— START —

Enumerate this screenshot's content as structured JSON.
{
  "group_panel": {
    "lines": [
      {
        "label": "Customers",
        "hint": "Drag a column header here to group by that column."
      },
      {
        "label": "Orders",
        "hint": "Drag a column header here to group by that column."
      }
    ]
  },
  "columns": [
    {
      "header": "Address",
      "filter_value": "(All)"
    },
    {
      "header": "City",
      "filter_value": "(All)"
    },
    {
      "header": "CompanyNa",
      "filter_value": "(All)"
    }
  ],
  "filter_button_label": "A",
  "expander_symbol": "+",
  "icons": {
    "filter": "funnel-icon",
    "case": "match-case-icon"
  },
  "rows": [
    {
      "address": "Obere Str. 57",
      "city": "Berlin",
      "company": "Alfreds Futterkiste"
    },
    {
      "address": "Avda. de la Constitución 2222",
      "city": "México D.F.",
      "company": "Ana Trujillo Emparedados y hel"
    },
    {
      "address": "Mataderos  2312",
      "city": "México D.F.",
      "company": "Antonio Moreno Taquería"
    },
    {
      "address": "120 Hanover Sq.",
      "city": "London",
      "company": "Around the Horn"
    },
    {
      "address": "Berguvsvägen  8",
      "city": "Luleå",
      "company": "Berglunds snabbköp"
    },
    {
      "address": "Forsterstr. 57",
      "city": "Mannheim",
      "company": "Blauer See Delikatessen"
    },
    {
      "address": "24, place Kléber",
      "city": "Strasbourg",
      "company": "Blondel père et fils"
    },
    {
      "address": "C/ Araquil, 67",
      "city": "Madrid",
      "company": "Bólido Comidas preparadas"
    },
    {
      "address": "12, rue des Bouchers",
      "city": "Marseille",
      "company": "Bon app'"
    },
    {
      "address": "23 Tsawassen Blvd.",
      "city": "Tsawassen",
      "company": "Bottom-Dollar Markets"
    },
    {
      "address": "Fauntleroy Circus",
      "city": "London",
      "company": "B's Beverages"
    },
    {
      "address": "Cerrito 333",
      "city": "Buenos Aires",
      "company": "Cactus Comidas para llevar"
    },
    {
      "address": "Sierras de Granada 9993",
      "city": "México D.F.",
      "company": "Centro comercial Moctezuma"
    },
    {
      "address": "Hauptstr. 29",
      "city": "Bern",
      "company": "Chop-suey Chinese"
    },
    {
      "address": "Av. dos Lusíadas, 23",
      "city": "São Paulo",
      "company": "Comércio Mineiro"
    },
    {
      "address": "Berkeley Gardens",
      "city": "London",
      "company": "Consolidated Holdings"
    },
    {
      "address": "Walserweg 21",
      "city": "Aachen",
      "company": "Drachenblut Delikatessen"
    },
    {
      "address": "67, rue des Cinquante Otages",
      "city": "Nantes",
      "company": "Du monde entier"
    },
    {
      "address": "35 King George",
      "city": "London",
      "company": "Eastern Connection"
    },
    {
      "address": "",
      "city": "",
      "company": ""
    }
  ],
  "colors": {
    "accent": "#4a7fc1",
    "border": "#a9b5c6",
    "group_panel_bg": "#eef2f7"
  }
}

— END —

### Given request
Say the number of lines in the records above that include the string "Delikatessen", and no more.

### Final result
2